## TASK TO COMPLETE
Copy out all lines that hold "talents".

--- begin INFORMATION GIVEN ---

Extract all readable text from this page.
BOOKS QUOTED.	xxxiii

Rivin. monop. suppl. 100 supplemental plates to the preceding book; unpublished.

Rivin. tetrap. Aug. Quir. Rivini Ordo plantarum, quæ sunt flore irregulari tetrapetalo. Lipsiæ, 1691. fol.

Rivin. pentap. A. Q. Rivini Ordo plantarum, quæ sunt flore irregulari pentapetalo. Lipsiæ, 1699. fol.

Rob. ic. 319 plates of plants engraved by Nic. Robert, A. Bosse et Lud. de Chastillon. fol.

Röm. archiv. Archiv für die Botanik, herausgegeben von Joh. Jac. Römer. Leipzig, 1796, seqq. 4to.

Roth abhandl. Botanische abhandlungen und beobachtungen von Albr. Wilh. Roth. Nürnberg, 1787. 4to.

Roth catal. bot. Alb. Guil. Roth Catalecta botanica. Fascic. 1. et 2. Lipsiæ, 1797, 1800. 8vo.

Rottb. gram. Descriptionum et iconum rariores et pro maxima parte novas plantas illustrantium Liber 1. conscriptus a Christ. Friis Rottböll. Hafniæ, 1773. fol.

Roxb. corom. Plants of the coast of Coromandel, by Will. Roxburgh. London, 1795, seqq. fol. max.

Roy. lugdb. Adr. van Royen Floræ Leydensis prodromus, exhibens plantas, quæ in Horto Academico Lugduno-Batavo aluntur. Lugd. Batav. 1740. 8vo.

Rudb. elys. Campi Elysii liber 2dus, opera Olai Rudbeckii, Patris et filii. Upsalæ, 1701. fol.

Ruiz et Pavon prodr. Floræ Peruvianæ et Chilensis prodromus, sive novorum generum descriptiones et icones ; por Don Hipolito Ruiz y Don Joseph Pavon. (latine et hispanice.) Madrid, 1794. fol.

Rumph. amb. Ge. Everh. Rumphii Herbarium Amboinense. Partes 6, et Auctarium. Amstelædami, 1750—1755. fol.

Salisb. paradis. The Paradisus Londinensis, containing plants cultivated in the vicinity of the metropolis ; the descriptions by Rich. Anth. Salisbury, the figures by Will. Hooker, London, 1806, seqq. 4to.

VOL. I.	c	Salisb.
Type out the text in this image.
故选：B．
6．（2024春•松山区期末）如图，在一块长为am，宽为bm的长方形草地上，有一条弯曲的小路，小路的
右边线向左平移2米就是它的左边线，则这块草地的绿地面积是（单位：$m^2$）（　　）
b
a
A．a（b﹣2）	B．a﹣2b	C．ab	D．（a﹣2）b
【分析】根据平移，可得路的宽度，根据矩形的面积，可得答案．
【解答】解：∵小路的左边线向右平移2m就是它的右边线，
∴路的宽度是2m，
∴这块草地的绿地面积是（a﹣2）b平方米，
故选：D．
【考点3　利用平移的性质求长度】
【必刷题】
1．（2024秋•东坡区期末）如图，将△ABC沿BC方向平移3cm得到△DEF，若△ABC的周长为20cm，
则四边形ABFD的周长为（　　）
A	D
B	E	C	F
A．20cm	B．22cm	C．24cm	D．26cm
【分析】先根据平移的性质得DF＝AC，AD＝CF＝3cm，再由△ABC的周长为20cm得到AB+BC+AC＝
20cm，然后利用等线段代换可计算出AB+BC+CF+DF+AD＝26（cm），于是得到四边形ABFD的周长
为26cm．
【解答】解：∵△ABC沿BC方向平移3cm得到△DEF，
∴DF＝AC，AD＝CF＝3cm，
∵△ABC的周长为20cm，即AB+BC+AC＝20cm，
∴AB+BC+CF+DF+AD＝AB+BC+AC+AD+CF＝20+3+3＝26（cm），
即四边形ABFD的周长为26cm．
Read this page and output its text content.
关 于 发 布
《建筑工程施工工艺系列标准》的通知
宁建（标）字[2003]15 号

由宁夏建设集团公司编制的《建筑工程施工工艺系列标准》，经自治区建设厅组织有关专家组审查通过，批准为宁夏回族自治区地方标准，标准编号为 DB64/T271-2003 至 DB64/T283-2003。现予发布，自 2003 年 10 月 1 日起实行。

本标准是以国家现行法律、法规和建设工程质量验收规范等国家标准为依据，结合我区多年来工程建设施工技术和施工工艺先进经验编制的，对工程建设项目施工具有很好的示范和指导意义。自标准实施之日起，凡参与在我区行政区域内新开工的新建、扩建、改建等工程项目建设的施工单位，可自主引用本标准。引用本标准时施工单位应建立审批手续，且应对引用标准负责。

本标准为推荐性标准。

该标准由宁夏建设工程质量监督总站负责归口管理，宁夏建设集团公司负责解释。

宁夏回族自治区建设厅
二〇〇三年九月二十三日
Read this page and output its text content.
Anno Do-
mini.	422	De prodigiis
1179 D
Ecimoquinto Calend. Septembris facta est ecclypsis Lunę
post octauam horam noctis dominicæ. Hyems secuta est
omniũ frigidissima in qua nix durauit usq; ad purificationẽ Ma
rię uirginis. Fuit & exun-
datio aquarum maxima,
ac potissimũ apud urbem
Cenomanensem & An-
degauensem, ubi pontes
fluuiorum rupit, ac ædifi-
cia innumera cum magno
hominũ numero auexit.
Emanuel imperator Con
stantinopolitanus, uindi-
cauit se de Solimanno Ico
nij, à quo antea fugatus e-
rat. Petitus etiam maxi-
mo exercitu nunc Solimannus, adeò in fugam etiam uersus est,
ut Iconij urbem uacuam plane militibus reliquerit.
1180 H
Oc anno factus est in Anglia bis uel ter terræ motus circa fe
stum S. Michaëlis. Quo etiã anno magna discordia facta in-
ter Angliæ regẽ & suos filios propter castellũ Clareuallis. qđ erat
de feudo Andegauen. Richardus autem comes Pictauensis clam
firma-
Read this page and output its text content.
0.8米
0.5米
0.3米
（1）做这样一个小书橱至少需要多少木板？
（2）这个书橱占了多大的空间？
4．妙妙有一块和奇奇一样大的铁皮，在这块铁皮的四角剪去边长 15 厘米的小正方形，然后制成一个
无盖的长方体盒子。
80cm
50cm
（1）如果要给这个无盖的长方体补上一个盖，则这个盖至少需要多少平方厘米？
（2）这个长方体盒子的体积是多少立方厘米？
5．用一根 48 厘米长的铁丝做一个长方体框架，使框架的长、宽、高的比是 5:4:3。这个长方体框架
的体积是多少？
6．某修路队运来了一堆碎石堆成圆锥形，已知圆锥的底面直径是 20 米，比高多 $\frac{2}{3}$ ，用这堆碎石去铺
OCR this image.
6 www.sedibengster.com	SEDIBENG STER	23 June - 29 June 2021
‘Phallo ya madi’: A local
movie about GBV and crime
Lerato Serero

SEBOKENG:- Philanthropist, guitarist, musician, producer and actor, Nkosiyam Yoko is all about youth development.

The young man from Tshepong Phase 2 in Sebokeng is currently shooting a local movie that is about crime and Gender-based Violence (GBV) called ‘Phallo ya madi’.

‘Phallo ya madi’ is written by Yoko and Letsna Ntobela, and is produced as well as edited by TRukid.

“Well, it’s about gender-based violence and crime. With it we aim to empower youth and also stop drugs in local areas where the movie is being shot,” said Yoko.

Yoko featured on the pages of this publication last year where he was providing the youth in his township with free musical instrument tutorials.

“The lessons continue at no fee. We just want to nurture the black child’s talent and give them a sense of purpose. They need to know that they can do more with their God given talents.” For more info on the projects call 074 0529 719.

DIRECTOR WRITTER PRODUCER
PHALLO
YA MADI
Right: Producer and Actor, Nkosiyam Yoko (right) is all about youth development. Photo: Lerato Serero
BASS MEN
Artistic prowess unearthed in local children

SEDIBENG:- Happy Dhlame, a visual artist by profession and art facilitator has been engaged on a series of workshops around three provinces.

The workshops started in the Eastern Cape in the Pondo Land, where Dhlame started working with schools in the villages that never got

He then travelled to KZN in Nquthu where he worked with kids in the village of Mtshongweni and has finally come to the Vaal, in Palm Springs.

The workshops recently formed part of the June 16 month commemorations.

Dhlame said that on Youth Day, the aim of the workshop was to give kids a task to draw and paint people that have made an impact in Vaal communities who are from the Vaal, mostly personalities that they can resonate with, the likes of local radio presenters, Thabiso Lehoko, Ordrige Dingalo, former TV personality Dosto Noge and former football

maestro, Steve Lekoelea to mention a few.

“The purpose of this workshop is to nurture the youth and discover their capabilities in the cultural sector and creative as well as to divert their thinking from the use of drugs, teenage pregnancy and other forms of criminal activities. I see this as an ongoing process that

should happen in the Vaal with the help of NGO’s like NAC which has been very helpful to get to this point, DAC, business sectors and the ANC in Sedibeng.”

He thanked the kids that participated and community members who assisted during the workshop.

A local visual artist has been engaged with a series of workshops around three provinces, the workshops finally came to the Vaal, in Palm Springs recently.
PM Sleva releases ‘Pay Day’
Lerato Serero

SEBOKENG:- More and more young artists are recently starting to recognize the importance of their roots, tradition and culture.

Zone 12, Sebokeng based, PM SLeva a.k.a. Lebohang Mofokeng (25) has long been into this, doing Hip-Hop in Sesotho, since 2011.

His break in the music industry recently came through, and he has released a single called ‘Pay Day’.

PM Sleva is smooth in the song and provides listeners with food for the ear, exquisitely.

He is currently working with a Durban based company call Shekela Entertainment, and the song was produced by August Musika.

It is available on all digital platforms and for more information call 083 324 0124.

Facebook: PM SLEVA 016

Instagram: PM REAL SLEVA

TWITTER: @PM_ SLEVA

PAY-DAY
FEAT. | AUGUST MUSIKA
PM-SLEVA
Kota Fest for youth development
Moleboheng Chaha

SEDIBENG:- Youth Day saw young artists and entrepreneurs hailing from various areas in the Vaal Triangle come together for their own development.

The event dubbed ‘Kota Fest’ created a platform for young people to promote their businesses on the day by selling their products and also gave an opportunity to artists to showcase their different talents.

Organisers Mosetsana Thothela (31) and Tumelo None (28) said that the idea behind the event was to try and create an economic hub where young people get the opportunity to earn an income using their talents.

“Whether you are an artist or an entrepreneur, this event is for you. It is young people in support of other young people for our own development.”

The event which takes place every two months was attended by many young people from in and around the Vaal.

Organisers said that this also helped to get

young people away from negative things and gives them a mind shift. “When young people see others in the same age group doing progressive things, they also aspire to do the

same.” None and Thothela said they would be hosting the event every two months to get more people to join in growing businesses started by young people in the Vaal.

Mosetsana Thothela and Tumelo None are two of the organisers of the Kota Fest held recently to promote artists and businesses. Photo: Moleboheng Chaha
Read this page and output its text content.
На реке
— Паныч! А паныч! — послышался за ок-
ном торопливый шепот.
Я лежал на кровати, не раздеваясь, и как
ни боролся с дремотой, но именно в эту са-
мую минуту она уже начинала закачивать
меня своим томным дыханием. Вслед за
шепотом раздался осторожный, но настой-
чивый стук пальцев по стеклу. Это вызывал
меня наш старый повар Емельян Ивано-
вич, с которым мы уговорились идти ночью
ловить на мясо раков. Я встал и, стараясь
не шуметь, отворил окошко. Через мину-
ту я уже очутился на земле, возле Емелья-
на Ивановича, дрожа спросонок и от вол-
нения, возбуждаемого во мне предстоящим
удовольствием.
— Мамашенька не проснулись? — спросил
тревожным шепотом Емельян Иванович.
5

--- end INFORMATION GIVEN ---

## THE RESULT
“The lessons continue at no fee. We just want to nurture the black child’s talent and give them a sense of purpose. They need to know that they can do more with their God given talents.” For more info on the projects call 074 0529 719.
The event dubbed ‘Kota Fest’ created a platform for young people to promote their businesses on the day by selling their products and also gave an opportunity to artists to showcase their different talents.
Organisers Mosetsana Thothela (31) and Tumelo None (28) said that the idea behind the event was to try and create an economic hub where young people get the opportunity to earn an income using their talents.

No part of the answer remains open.